Entries from a dataset:
--------------------

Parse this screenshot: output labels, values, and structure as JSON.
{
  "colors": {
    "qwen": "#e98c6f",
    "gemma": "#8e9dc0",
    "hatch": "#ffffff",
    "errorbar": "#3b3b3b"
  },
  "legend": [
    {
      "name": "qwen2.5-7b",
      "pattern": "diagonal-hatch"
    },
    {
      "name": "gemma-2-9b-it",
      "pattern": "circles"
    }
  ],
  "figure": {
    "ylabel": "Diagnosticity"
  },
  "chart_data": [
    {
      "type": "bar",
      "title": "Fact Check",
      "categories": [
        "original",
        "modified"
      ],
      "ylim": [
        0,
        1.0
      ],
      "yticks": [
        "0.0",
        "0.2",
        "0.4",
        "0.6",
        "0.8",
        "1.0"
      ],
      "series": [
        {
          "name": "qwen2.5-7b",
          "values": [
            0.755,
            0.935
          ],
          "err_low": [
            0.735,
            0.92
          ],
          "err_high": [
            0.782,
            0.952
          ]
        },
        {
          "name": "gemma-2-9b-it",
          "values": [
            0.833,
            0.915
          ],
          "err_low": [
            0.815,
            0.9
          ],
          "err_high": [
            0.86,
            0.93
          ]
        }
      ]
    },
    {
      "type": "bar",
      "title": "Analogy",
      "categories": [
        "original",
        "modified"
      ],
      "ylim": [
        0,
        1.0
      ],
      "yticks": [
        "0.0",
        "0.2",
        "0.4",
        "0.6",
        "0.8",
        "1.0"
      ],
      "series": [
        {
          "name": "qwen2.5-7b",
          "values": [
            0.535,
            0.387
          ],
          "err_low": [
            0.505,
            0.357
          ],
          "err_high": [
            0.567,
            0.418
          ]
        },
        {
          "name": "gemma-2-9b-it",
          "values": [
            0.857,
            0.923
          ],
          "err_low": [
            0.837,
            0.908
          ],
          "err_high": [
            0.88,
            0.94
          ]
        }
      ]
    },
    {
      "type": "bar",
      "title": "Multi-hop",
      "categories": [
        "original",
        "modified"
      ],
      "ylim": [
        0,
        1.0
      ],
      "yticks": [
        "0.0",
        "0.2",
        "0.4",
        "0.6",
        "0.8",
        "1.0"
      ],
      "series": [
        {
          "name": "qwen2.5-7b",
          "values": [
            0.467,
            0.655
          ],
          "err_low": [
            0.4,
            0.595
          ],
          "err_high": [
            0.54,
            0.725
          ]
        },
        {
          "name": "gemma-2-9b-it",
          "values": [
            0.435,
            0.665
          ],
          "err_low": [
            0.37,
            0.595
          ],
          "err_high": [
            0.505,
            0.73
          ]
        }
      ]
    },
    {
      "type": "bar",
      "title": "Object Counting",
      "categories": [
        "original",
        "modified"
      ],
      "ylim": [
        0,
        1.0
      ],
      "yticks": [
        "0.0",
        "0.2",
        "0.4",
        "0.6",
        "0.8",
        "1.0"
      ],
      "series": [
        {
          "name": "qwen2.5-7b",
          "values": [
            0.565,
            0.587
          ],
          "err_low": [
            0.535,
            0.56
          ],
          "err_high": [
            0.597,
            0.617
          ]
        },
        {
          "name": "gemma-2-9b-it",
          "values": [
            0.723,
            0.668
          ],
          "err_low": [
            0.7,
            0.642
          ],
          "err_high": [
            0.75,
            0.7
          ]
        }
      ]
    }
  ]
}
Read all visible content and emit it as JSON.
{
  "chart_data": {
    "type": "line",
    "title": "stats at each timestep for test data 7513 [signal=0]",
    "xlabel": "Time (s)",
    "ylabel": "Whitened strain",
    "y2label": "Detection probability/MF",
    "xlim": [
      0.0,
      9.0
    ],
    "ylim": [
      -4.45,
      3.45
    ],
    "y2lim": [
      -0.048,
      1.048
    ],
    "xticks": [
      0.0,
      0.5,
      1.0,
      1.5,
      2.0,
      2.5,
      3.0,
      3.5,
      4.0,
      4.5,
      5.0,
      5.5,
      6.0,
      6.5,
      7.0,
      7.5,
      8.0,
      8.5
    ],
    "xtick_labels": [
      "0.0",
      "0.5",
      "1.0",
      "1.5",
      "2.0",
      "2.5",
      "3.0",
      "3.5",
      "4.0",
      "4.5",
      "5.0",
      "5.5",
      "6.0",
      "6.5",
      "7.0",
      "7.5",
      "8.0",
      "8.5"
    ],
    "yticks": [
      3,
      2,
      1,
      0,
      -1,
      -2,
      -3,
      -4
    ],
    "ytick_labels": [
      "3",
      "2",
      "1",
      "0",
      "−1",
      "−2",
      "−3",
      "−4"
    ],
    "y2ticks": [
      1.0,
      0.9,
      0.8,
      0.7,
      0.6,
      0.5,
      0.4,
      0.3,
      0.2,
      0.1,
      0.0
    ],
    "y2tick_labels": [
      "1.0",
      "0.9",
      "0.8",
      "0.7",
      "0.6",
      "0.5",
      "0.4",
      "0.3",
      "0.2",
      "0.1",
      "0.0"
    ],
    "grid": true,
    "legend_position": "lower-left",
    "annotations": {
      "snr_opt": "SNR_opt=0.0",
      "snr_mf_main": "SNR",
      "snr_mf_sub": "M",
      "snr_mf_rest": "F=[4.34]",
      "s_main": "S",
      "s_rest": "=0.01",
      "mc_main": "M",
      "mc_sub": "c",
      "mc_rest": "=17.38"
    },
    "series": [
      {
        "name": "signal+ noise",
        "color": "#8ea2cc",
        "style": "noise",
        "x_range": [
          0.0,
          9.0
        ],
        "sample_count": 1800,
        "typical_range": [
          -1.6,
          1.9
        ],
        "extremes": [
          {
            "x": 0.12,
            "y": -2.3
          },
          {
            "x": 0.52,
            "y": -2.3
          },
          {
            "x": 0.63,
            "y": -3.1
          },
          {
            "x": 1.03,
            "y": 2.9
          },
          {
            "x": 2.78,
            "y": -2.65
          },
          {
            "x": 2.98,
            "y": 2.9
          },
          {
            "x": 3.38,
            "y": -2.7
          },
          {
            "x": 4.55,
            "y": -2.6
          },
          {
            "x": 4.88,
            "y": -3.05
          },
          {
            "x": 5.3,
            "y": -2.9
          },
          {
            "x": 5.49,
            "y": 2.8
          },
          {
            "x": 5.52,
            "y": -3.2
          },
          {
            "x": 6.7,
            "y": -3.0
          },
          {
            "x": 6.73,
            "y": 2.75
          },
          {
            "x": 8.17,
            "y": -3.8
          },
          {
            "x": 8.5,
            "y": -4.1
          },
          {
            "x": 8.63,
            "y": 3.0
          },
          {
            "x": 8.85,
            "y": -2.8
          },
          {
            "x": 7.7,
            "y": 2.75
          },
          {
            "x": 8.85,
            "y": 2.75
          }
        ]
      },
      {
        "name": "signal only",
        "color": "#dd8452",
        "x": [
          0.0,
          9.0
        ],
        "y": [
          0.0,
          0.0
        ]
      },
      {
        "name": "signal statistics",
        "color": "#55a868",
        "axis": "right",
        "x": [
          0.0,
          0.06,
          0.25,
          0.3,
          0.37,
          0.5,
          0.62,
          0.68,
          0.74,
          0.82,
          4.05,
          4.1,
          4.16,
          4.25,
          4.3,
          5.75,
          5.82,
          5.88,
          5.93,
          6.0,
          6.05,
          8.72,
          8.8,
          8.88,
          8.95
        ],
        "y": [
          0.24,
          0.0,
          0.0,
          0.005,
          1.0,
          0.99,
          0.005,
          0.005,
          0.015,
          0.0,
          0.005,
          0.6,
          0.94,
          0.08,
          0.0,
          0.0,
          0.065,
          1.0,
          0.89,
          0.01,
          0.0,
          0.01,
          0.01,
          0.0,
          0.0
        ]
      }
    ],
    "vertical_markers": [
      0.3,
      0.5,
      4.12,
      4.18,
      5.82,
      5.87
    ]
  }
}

--------------------

- SHORT EXERCISE -
Provide only the number of lines in the entries that hold the word "ylabel".

- SOLUTION TO THE PROBLEM -
2